RECORDS>
************
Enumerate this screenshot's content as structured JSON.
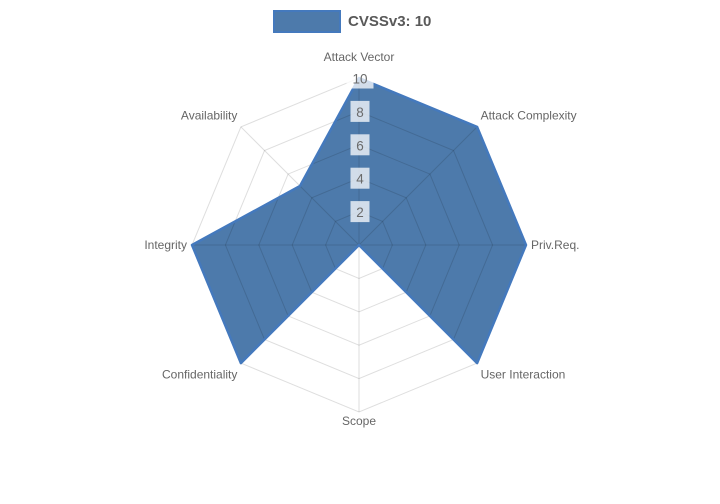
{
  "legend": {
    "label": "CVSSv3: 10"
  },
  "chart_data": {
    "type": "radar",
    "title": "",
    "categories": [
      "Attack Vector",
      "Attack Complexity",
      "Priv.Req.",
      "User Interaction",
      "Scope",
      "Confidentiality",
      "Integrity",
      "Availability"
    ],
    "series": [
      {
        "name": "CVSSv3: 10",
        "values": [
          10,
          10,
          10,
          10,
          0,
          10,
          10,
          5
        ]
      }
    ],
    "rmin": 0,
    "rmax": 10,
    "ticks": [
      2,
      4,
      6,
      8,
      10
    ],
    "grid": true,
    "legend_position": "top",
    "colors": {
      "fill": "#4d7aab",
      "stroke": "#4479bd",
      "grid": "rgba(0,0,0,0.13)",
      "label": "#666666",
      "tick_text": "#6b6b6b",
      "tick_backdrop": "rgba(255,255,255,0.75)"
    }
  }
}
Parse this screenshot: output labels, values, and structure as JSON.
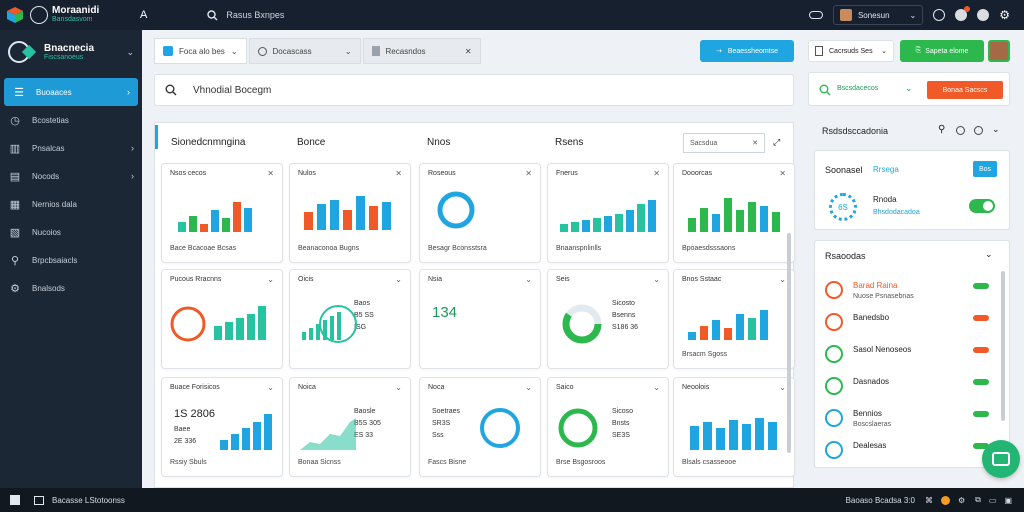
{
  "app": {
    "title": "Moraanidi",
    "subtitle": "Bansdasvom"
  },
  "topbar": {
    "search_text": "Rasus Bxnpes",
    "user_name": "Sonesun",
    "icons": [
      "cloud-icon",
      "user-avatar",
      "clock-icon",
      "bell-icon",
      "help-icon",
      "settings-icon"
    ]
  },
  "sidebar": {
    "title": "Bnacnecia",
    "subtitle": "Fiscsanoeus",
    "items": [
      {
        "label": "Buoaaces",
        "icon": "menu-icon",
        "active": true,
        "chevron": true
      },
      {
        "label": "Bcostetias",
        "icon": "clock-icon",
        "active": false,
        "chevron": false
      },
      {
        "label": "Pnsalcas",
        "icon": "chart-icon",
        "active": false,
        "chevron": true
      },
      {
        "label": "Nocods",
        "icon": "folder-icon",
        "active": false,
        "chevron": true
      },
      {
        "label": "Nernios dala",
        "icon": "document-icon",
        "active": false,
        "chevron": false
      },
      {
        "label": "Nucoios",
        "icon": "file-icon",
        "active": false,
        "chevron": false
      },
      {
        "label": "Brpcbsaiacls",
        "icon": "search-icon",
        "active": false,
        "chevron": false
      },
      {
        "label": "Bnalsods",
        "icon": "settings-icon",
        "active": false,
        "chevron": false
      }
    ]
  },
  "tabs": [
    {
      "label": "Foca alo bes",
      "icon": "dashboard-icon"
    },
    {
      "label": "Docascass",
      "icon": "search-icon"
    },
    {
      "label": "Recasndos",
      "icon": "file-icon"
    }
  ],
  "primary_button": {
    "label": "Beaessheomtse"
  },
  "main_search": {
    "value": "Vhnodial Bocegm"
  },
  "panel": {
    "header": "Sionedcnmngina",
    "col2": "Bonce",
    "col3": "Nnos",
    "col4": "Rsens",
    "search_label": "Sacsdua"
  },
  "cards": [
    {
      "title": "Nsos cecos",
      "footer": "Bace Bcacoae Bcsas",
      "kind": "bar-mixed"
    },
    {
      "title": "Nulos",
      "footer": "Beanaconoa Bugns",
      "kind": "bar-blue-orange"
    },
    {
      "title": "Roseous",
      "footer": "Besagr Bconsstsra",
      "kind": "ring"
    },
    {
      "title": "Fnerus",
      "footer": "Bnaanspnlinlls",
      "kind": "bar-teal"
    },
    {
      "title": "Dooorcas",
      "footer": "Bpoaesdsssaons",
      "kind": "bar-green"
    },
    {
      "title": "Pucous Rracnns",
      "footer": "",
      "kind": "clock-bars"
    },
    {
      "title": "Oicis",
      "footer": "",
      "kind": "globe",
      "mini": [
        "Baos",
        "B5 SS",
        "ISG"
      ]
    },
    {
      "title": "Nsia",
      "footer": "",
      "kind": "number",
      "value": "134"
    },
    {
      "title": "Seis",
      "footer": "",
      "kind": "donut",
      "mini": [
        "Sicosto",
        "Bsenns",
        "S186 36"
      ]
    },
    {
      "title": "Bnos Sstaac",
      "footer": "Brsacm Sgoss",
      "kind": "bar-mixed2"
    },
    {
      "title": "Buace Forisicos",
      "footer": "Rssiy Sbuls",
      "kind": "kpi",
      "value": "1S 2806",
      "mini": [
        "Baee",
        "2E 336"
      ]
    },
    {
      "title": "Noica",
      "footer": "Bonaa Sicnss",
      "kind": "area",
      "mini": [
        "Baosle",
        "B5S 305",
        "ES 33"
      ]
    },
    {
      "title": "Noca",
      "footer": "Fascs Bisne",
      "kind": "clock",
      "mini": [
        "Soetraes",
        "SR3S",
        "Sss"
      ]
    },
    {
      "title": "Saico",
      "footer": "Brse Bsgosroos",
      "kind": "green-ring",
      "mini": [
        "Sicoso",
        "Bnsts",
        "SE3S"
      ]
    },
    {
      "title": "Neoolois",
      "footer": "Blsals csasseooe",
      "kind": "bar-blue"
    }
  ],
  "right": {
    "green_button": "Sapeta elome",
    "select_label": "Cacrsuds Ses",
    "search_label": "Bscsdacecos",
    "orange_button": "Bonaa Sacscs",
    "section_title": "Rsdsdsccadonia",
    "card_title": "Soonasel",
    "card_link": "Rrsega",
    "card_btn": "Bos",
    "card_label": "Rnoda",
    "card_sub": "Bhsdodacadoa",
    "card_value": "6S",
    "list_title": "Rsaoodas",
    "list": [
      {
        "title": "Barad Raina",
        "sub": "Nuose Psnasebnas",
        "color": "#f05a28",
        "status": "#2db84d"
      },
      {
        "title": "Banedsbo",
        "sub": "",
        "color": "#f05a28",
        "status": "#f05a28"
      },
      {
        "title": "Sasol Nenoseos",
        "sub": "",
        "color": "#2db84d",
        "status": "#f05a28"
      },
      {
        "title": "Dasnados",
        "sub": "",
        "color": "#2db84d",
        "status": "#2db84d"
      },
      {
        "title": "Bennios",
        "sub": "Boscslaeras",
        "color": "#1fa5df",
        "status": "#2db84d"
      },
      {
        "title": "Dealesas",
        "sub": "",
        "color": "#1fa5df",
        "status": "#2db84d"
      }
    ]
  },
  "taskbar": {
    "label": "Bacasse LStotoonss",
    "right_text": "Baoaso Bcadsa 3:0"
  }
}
************
Determine how many lines of the listing above include the word "subtitle", and report that number only.

CORRECT RESULT>
2